=== GOAL OF THE EXERCISE ===
Your task is to output the listing word for word, with pictures excluded.

[Records contained in a dataset]

>> start

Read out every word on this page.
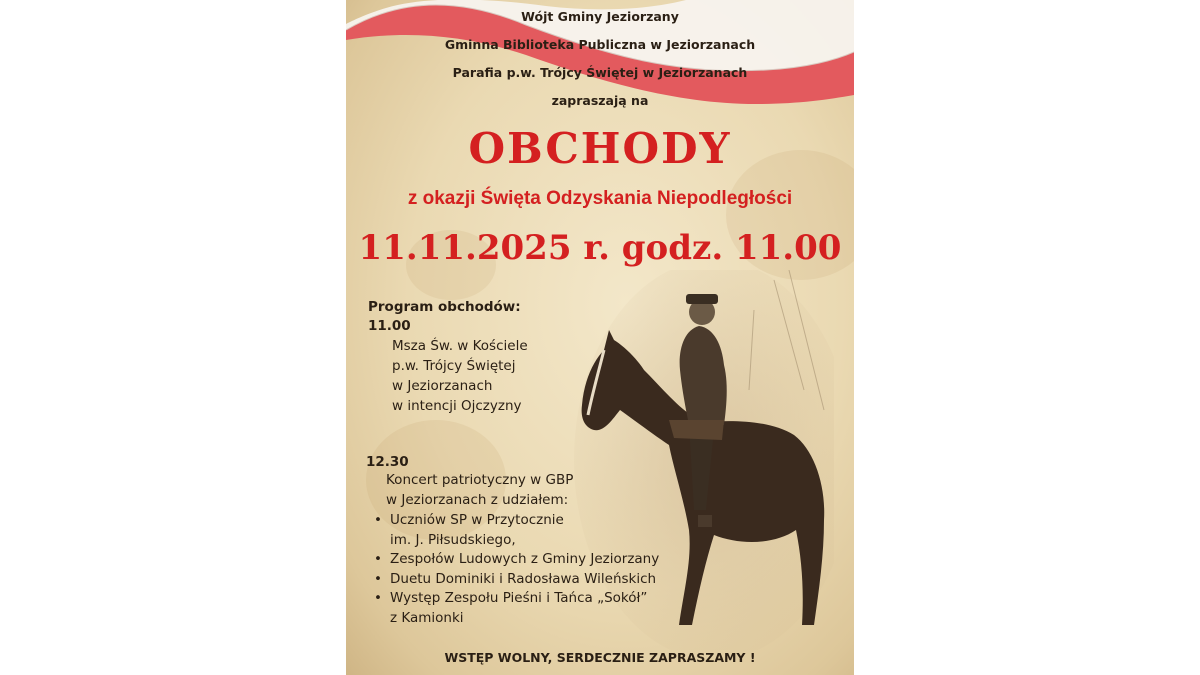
Wójt Gminy Jeziorzany
Gminna Biblioteka Publiczna w Jeziorzanach
Parafia p.w. Trójcy Świętej w Jeziorzanach
zapraszają na
OBCHODY
z okazji Święta Odzyskania Niepodległości
11.11.2025 r. godz. 11.00
Program obchodów:
11.00
Msza Św. w Kościele
p.w. Trójcy Świętej
w Jeziorzanach
w intencji Ojczyzny
12.30
Koncert patriotyczny w GBP
w Jeziorzanach z udziałem:
• Uczniów SP w Przytocznie
im. J. Piłsudskiego,
• Zespołów Ludowych z Gminy Jeziorzany
• Duetu Dominiki i Radosława Wileńskich
• Występ Zespołu Pieśni i Tańca „Sokół”
z Kamionki
WSTĘP WOLNY, SERDECZNIE ZAPRASZAMY !
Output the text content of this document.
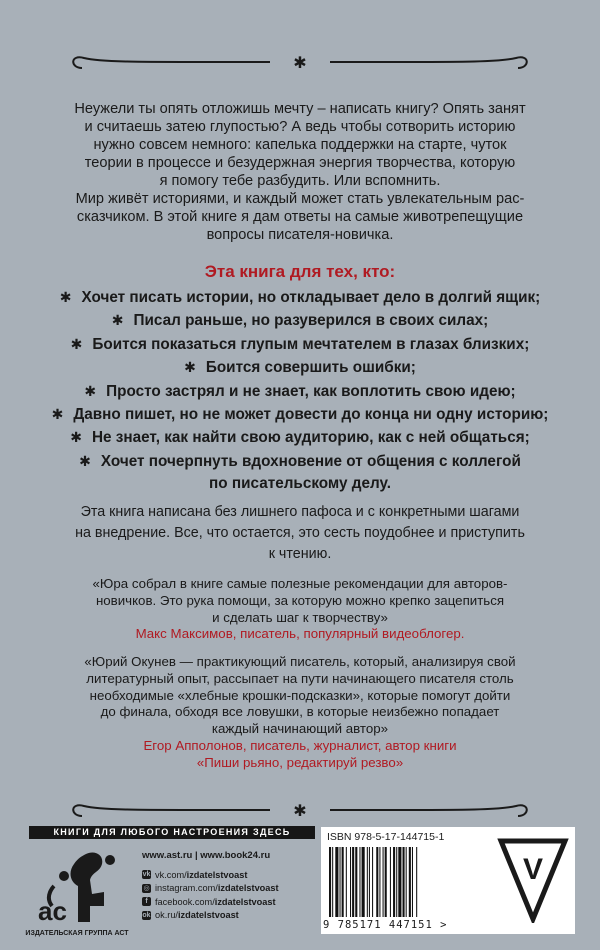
✱

Неужели ты опять отложишь мечту – написать книгу? Опять занят

и считаешь затею глупостью? А ведь чтобы сотворить историю

нужно совсем немного: капелька поддержки на старте, чуток

теории в процессе и безудержная энергия творчества, которую

я помогу тебе разбудить. Или вспомнить.

Мир живёт историями, и каждый может стать увлекательным рас-

сказчиком. В этой книге я дам ответы на самые животрепещущие

вопросы писателя-новичка.

Эта книга для тех, кто:
✱ Хочет писать истории, но откладывает дело в долгий ящик;
✱ Писал раньше, но разуверился в своих силах;
✱ Боится показаться глупым мечтателем в глазах близких;
✱ Боится совершить ошибки;
✱ Просто застрял и не знает, как воплотить свою идею;
✱ Давно пишет, но не может довести до конца ни одну историю;
✱ Не знает, как найти свою аудиторию, как с ней общаться;
✱ Хочет почерпнуть вдохновение от общения с коллегой
по писательскому делу.
Эта книга написана без лишнего пафоса и с конкретными шагами
на внедрение. Все, что остается, это сесть поудобнее и приступить
к чтению.
«Юра собрал в книге самые полезные рекомендации для авторов-
новичков. Это рука помощи, за которую можно крепко зацепиться
и сделать шаг к творчеству»
Макс Максимов, писатель, популярный видеоблогер.
«Юрий Окунев — практикующий писатель, который, анализируя свой
литературный опыт, рассыпает на пути начинающего писателя столь
необходимые «хлебные крошки-подсказки», которые помогут дойти
до финала, обходя все ловушки, в которые неизбежно попадает
каждый начинающий автор»
Егор Апполонов, писатель, журналист, автор книги
«Пиши рьяно, редактируй резво»
✱
КНИГИ ДЛЯ ЛЮБОГО НАСТРОЕНИЯ ЗДЕСЬ
ac
ИЗДАТЕЛЬСКАЯ ГРУППА АСТ
www.ast.ru | www.book24.ru
vk vk.com/ izdatelstvoast
◎ instagram.com/ izdatelstvoast
f facebook.com/ izdatelstvoast
ok ok.ru/ izdatelstvoast
ISBN 978-5-17-144715-1
9 785171 447151 >
V
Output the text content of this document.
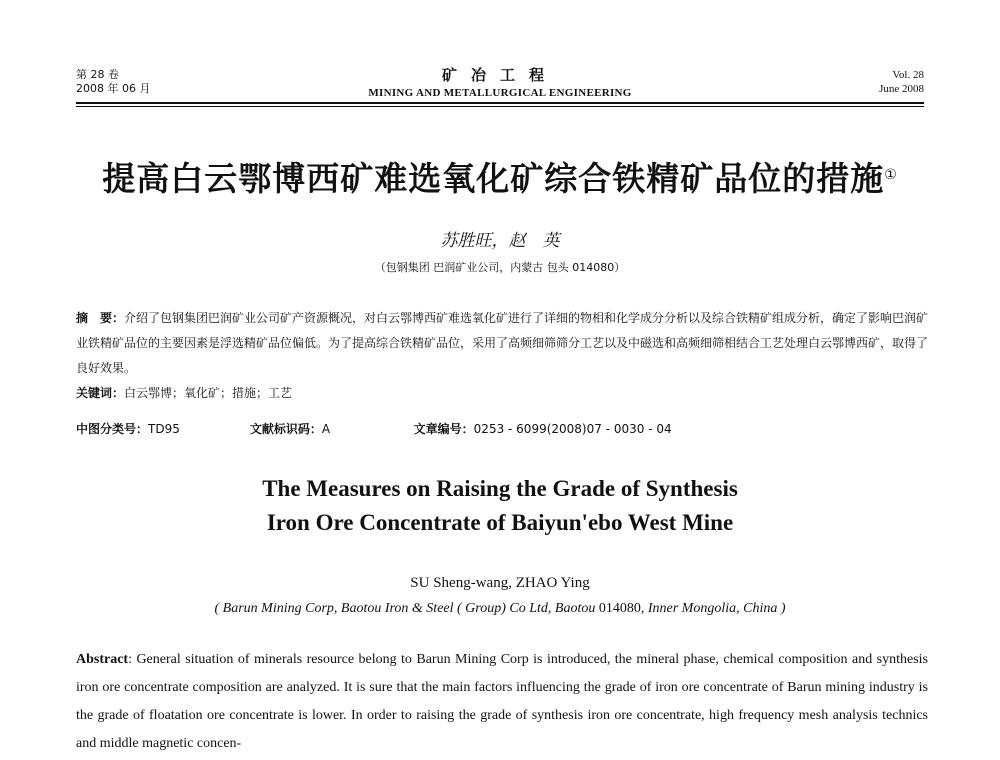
第 28 卷
2008 年 06 月
矿冶工程
MINING AND METALLURGICAL ENGINEERING
Vol. 28
June 2008
提高白云鄂博西矿难选氧化矿综合铁精矿品位的措施①
苏胜旺，赵　英
（包钢集团 巴润矿业公司，内蒙古 包头 014080）

摘　要：介绍了包钢集团巴润矿业公司矿产资源概况，对白云鄂博西矿难选氧化矿进行了详细的物相和化学成分分析以及综合铁精矿组成分析，确定了影响巴润矿业铁精矿品位的主要因素是浮选精矿品位偏低。为了提高综合铁精矿品位，采用了高频细筛筛分工艺以及中磁选和高频细筛相结合工艺处理白云鄂博西矿，取得了良好效果。

关键词：白云鄂博；氧化矿；措施；工艺

中图分类号：TD95	文献标识码：A	文章编号：0253 - 6099(2008)07 - 0030 - 04
The Measures on Raising the Grade of Synthesis
Iron Ore Concentrate of Baiyun'ebo West Mine
SU Sheng-wang, ZHAO Ying
( Barun Mining Corp, Baotou Iron & Steel ( Group) Co Ltd, Baotou 014080, Inner Mongolia, China )
Abstract: General situation of minerals resource belong to Barun Mining Corp is introduced, the mineral phase, chemical composition and synthesis iron ore concentrate composition are analyzed. It is sure that the main factors influencing the grade of iron ore concentrate of Barun mining industry is the grade of floatation ore concentrate is lower. In order to raising the grade of synthesis iron ore concentrate, high frequency mesh analysis technics and middle magnetic concen-
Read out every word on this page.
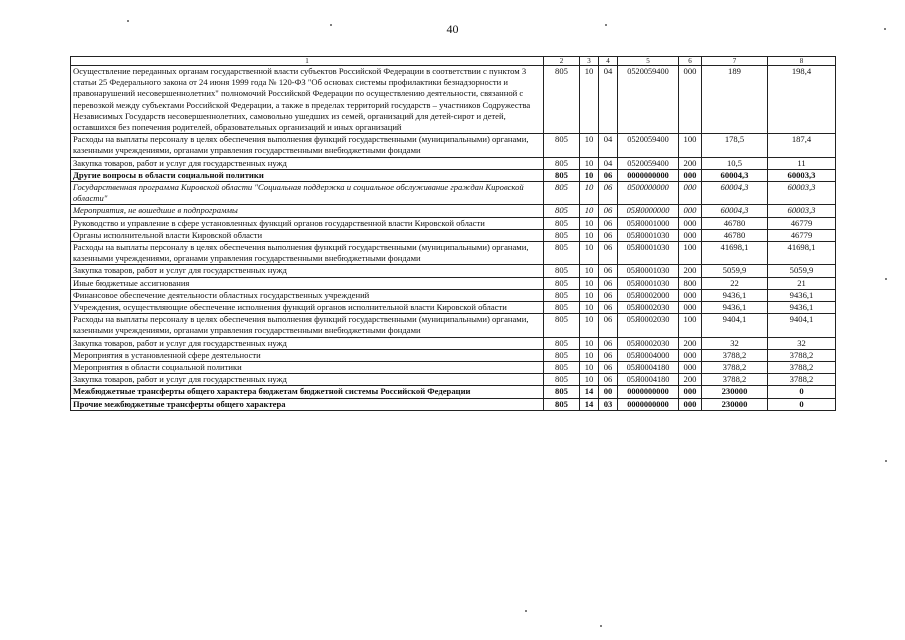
40
1	2	3	4	5	6	7	8
Осуществление переданных органам государственной власти субъектов Российской Федерации в соответствии с пунктом 3 статьи 25 Федерального закона от 24 июня 1999 года № 120-ФЗ "Об основах системы профилактики безнадзорности и правонарушений несовершеннолетних" полномочий Российской Федерации по осуществлению деятельности, связанной с перевозкой между субъектами Российской Федерации, а также в пределах территорий государств – участников Содружества Независимых Государств несовершеннолетних, самовольно ушедших из семей, организаций для детей-сирот и детей, оставшихся без попечения родителей, образовательных организаций и иных организаций	805	10	04	0520059400	000	189	198,4
Расходы на выплаты персоналу в целях обеспечения выполнения функций государственными (муниципальными) органами, казенными учреждениями, органами управления государственными внебюджетными фондами	805	10	04	0520059400	100	178,5	187,4
Закупка товаров, работ и услуг для государственных нужд	805	10	04	0520059400	200	10,5	11
Другие вопросы в области социальной политики	805	10	06	0000000000	000	60004,3	60003,3
Государственная программа Кировской области "Социальная поддержка и социальное обслуживание граждан Кировской области"	805	10	06	0500000000	000	60004,3	60003,3
Мероприятия, не вошедшие в подпрограммы	805	10	06	05Я0000000	000	60004,3	60003,3
Руководство и управление в сфере установленных функций органов государственной власти Кировской области	805	10	06	05Я0001000	000	46780	46779
Органы исполнительной власти Кировской области	805	10	06	05Я0001030	000	46780	46779
Расходы на выплаты персоналу в целях обеспечения выполнения функций государственными (муниципальными) органами, казенными учреждениями, органами управления государственными внебюджетными фондами	805	10	06	05Я0001030	100	41698,1	41698,1
Закупка товаров, работ и услуг для государственных нужд	805	10	06	05Я0001030	200	5059,9	5059,9
Иные бюджетные ассигнования	805	10	06	05Я0001030	800	22	21
Финансовое обеспечение деятельности областных государственных учреждений	805	10	06	05Я0002000	000	9436,1	9436,1
Учреждения, осуществляющие обеспечение исполнения функций органов исполнительной власти Кировской области	805	10	06	05Я0002030	000	9436,1	9436,1
Расходы на выплаты персоналу в целях обеспечения выполнения функций государственными (муниципальными) органами, казенными учреждениями, органами управления государственными внебюджетными фондами	805	10	06	05Я0002030	100	9404,1	9404,1
Закупка товаров, работ и услуг для государственных нужд	805	10	06	05Я0002030	200	32	32
Мероприятия в установленной сфере деятельности	805	10	06	05Я0004000	000	3788,2	3788,2
Мероприятия в области социальной политики	805	10	06	05Я0004180	000	3788,2	3788,2
Закупка товаров, работ и услуг для государственных нужд	805	10	06	05Я0004180	200	3788,2	3788,2
Межбюджетные трансферты общего характера бюджетам бюджетной системы Российской Федерации	805	14	00	0000000000	000	230000	0
Прочие межбюджетные трансферты общего характера	805	14	03	0000000000	000	230000	0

>> end

=== ANSWER TO THE PROBLEM ===
Read out every word on this page.
Wójt Gminy Jeziorzany
Gminna Biblioteka Publiczna w Jeziorzanach
Parafia p.w. Trójcy Świętej w Jeziorzanach
zapraszają na
OBCHODY
z okazji Święta Odzyskania Niepodległości
11.11.2025 r. godz. 11.00
Program obchodów:
11.00
Msza Św. w Kościele
p.w. Trójcy Świętej
w Jeziorzanach
w intencji Ojczyzny
12.30
Koncert patriotyczny w GBP
w Jeziorzanach z udziałem:
• Uczniów SP w Przytocznie
im. J. Piłsudskiego,
• Zespołów Ludowych z Gminy Jeziorzany
• Duetu Dominiki i Radosława Wileńskich
• Występ Zespołu Pieśni i Tańca „Sokół”
z Kamionki
WSTĘP WOLNY, SERDECZNIE ZAPRASZAMY !
Output the text content of this document.
✱

Неужели ты опять отложишь мечту – написать книгу? Опять занят

и считаешь затею глупостью? А ведь чтобы сотворить историю

нужно совсем немного: капелька поддержки на старте, чуток

теории в процессе и безудержная энергия творчества, которую

я помогу тебе разбудить. Или вспомнить.

Мир живёт историями, и каждый может стать увлекательным рас-

сказчиком. В этой книге я дам ответы на самые животрепещущие

вопросы писателя-новичка.

Эта книга для тех, кто:
✱ Хочет писать истории, но откладывает дело в долгий ящик;
✱ Писал раньше, но разуверился в своих силах;
✱ Боится показаться глупым мечтателем в глазах близких;
✱ Боится совершить ошибки;
✱ Просто застрял и не знает, как воплотить свою идею;
✱ Давно пишет, но не может довести до конца ни одну историю;
✱ Не знает, как найти свою аудиторию, как с ней общаться;
✱ Хочет почерпнуть вдохновение от общения с коллегой
по писательскому делу.
Эта книга написана без лишнего пафоса и с конкретными шагами
на внедрение. Все, что остается, это сесть поудобнее и приступить
к чтению.
«Юра собрал в книге самые полезные рекомендации для авторов-
новичков. Это рука помощи, за которую можно крепко зацепиться
и сделать шаг к творчеству»
Макс Максимов, писатель, популярный видеоблогер.
«Юрий Окунев — практикующий писатель, который, анализируя свой
литературный опыт, рассыпает на пути начинающего писателя столь
необходимые «хлебные крошки-подсказки», которые помогут дойти
до финала, обходя все ловушки, в которые неизбежно попадает
каждый начинающий автор»
Егор Апполонов, писатель, журналист, автор книги
«Пиши рьяно, редактируй резво»
✱
КНИГИ ДЛЯ ЛЮБОГО НАСТРОЕНИЯ ЗДЕСЬ
ac
ИЗДАТЕЛЬСКАЯ ГРУППА АСТ
www.ast.ru | www.book24.ru
vk vk.com/ izdatelstvoast
◎ instagram.com/ izdatelstvoast
f facebook.com/ izdatelstvoast
ok ok.ru/ izdatelstvoast
ISBN 978-5-17-144715-1
9 785171 447151 >
V
Output the text content of this document.
第 28 卷
2008 年 06 月
矿冶工程
MINING AND METALLURGICAL ENGINEERING
Vol. 28
June 2008
提高白云鄂博西矿难选氧化矿综合铁精矿品位的措施①
苏胜旺，赵　英
（包钢集团 巴润矿业公司，内蒙古 包头 014080）

摘　要：介绍了包钢集团巴润矿业公司矿产资源概况，对白云鄂博西矿难选氧化矿进行了详细的物相和化学成分分析以及综合铁精矿组成分析，确定了影响巴润矿业铁精矿品位的主要因素是浮选精矿品位偏低。为了提高综合铁精矿品位，采用了高频细筛筛分工艺以及中磁选和高频细筛相结合工艺处理白云鄂博西矿，取得了良好效果。

关键词：白云鄂博；氧化矿；措施；工艺

中图分类号：TD95	文献标识码：A	文章编号：0253 - 6099(2008)07 - 0030 - 04
The Measures on Raising the Grade of Synthesis
Iron Ore Concentrate of Baiyun'ebo West Mine
SU Sheng-wang, ZHAO Ying
( Barun Mining Corp, Baotou Iron & Steel ( Group) Co Ltd, Baotou 014080, Inner Mongolia, China )
Abstract: General situation of minerals resource belong to Barun Mining Corp is introduced, the mineral phase, chemical composition and synthesis iron ore concentrate composition are analyzed. It is sure that the main factors influencing the grade of iron ore concentrate of Barun mining industry is the grade of floatation ore concentrate is lower. In order to raising the grade of synthesis iron ore concentrate, high frequency mesh analysis technics and middle magnetic concen-
Read out every word on this page.
40
1	2	3	4	5	6	7	8
Осуществление переданных органам государственной власти субъектов Российской Федерации в соответствии с пунктом 3 статьи 25 Федерального закона от 24 июня 1999 года № 120-ФЗ "Об основах системы профилактики безнадзорности и правонарушений несовершеннолетних" полномочий Российской Федерации по осуществлению деятельности, связанной с перевозкой между субъектами Российской Федерации, а также в пределах территорий государств – участников Содружества Независимых Государств несовершеннолетних, самовольно ушедших из семей, организаций для детей-сирот и детей, оставшихся без попечения родителей, образовательных организаций и иных организаций	805	10	04	0520059400	000	189	198,4
Расходы на выплаты персоналу в целях обеспечения выполнения функций государственными (муниципальными) органами, казенными учреждениями, органами управления государственными внебюджетными фондами	805	10	04	0520059400	100	178,5	187,4
Закупка товаров, работ и услуг для государственных нужд	805	10	04	0520059400	200	10,5	11
Другие вопросы в области социальной политики	805	10	06	0000000000	000	60004,3	60003,3
Государственная программа Кировской области "Социальная поддержка и социальное обслуживание граждан Кировской области"	805	10	06	0500000000	000	60004,3	60003,3
Мероприятия, не вошедшие в подпрограммы	805	10	06	05Я0000000	000	60004,3	60003,3
Руководство и управление в сфере установленных функций органов государственной власти Кировской области	805	10	06	05Я0001000	000	46780	46779
Органы исполнительной власти Кировской области	805	10	06	05Я0001030	000	46780	46779
Расходы на выплаты персоналу в целях обеспечения выполнения функций государственными (муниципальными) органами, казенными учреждениями, органами управления государственными внебюджетными фондами	805	10	06	05Я0001030	100	41698,1	41698,1
Закупка товаров, работ и услуг для государственных нужд	805	10	06	05Я0001030	200	5059,9	5059,9
Иные бюджетные ассигнования	805	10	06	05Я0001030	800	22	21
Финансовое обеспечение деятельности областных государственных учреждений	805	10	06	05Я0002000	000	9436,1	9436,1
Учреждения, осуществляющие обеспечение исполнения функций органов исполнительной власти Кировской области	805	10	06	05Я0002030	000	9436,1	9436,1
Расходы на выплаты персоналу в целях обеспечения выполнения функций государственными (муниципальными) органами, казенными учреждениями, органами управления государственными внебюджетными фондами	805	10	06	05Я0002030	100	9404,1	9404,1
Закупка товаров, работ и услуг для государственных нужд	805	10	06	05Я0002030	200	32	32
Мероприятия в установленной сфере деятельности	805	10	06	05Я0004000	000	3788,2	3788,2
Мероприятия в области социальной политики	805	10	06	05Я0004180	000	3788,2	3788,2
Закупка товаров, работ и услуг для государственных нужд	805	10	06	05Я0004180	200	3788,2	3788,2
Межбюджетные трансферты общего характера бюджетам бюджетной системы Российской Федерации	805	14	00	0000000000	000	230000	0
Прочие межбюджетные трансферты общего характера	805	14	03	0000000000	000	230000	0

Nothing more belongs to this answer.